**WRITTEN INSTRUCTION**
Quote the items verbatim, starting at the first line of the items and ending with the line containing "battery-after-pinch-icon: [1123, 1013, 1232, 1060]", including both of those lines.

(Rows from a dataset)
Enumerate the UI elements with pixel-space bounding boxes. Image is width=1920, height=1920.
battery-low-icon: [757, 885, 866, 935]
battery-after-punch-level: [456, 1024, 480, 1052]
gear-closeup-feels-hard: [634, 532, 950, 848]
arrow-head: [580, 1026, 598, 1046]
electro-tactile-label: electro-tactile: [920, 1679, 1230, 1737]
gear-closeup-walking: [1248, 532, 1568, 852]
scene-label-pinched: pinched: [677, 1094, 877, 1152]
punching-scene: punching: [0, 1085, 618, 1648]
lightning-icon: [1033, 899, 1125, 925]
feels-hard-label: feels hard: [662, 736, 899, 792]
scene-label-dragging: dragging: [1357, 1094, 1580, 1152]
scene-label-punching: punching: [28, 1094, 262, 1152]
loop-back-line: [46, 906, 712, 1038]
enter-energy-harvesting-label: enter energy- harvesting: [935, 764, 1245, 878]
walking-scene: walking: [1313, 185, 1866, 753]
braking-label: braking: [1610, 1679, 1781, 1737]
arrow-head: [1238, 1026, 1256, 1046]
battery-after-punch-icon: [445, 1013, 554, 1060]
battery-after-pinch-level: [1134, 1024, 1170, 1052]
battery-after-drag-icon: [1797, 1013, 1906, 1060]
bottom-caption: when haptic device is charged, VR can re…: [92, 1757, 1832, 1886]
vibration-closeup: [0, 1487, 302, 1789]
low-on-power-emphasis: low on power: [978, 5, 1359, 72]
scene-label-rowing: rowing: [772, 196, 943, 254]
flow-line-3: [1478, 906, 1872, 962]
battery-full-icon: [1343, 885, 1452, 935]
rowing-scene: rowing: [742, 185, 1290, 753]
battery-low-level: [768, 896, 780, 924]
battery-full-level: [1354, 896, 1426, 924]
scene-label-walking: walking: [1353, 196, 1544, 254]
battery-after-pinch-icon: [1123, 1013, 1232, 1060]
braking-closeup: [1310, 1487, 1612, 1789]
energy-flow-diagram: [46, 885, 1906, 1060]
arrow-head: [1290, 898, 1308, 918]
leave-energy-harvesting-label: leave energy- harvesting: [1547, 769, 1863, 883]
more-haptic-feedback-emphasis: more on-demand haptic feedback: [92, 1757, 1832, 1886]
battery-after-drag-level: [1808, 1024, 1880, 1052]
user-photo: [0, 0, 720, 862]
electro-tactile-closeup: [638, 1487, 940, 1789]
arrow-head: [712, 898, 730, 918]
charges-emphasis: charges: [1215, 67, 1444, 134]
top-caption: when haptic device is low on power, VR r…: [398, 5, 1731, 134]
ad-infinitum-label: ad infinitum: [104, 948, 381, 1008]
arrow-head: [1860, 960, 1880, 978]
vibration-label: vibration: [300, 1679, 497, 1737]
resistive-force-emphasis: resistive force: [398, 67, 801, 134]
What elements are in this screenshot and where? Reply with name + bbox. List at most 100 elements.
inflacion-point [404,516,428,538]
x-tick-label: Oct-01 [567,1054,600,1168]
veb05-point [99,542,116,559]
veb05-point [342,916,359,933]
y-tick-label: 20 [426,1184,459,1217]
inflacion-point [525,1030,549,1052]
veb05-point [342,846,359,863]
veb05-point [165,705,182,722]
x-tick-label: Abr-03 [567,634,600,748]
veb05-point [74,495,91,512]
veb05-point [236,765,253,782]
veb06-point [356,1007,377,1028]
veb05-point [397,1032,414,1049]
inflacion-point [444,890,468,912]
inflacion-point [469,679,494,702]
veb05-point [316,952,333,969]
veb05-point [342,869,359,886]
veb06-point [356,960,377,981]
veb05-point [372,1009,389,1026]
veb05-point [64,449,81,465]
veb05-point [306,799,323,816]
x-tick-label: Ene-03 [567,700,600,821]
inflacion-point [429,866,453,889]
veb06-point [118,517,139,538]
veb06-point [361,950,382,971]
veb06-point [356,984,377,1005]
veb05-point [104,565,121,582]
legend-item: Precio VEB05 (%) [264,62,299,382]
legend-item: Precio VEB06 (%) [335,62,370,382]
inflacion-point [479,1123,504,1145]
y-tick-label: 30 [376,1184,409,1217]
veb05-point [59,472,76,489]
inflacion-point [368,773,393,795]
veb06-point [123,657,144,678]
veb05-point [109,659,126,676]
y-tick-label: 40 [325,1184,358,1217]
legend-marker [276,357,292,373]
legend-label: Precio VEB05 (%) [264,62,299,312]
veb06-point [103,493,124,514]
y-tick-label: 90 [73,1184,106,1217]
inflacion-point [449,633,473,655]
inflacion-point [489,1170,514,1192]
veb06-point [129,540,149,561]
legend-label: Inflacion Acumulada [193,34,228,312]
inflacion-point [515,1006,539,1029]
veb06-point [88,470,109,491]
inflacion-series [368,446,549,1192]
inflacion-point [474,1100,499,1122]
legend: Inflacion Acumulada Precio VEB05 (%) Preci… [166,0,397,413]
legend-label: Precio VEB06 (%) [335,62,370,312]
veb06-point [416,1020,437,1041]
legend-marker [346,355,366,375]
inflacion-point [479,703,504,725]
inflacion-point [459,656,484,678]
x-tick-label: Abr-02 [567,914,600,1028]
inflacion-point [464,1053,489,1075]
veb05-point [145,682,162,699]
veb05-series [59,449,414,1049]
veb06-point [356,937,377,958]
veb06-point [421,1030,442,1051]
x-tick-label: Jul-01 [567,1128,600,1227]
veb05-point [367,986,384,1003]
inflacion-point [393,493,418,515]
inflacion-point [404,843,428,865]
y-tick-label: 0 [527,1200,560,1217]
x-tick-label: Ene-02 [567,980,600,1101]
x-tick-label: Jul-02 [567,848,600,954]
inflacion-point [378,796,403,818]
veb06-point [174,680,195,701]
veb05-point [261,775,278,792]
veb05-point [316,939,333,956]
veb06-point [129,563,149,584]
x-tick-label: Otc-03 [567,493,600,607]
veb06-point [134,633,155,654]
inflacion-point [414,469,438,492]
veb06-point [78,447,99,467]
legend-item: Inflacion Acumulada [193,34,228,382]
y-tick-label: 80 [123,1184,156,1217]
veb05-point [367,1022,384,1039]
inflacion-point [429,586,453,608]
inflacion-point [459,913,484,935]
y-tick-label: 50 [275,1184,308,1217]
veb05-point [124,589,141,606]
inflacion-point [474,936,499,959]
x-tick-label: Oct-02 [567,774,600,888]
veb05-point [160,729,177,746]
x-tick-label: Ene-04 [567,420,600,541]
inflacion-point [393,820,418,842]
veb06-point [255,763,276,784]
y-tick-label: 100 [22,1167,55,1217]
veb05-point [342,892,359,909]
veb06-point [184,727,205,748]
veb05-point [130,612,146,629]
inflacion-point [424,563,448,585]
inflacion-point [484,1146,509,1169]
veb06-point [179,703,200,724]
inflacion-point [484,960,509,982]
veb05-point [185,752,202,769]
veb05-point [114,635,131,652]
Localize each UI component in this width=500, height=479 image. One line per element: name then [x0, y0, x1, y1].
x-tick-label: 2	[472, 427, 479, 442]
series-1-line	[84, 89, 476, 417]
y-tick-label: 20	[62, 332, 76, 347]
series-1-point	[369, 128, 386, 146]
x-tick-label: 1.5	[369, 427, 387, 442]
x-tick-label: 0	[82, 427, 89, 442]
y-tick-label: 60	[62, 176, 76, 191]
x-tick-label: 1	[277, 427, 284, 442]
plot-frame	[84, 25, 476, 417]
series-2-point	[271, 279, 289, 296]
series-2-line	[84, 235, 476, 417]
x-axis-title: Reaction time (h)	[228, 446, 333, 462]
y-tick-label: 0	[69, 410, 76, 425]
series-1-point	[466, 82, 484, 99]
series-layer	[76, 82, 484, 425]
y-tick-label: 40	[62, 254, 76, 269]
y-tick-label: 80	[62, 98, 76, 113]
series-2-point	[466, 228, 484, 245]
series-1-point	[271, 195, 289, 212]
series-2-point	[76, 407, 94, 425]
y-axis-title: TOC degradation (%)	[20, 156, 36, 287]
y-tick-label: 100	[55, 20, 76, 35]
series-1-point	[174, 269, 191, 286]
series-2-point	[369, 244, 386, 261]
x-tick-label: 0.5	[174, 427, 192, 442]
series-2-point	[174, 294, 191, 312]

**TASK RESPONSE**
Enumerate the UI elements with pixel-space bounding boxes. Image is width=1920, height=1920.
battery-low-icon: [757, 885, 866, 935]
battery-after-punch-level: [456, 1024, 480, 1052]
gear-closeup-feels-hard: [634, 532, 950, 848]
arrow-head: [580, 1026, 598, 1046]
electro-tactile-label: electro-tactile: [920, 1679, 1230, 1737]
gear-closeup-walking: [1248, 532, 1568, 852]
scene-label-pinched: pinched: [677, 1094, 877, 1152]
punching-scene: punching: [0, 1085, 618, 1648]
lightning-icon: [1033, 899, 1125, 925]
feels-hard-label: feels hard: [662, 736, 899, 792]
scene-label-dragging: dragging: [1357, 1094, 1580, 1152]
scene-label-punching: punching: [28, 1094, 262, 1152]
loop-back-line: [46, 906, 712, 1038]
enter-energy-harvesting-label: enter energy- harvesting: [935, 764, 1245, 878]
walking-scene: walking: [1313, 185, 1866, 753]
braking-label: braking: [1610, 1679, 1781, 1737]
arrow-head: [1238, 1026, 1256, 1046]
battery-after-punch-icon: [445, 1013, 554, 1060]
battery-after-pinch-level: [1134, 1024, 1170, 1052]
battery-after-drag-icon: [1797, 1013, 1906, 1060]
bottom-caption: when haptic device is charged, VR can re…: [92, 1757, 1832, 1886]
vibration-closeup: [0, 1487, 302, 1789]
low-on-power-emphasis: low on power: [978, 5, 1359, 72]
scene-label-rowing: rowing: [772, 196, 943, 254]
flow-line-3: [1478, 906, 1872, 962]
battery-full-icon: [1343, 885, 1452, 935]
rowing-scene: rowing: [742, 185, 1290, 753]
battery-low-level: [768, 896, 780, 924]
battery-full-level: [1354, 896, 1426, 924]
scene-label-walking: walking: [1353, 196, 1544, 254]
battery-after-pinch-icon: [1123, 1013, 1232, 1060]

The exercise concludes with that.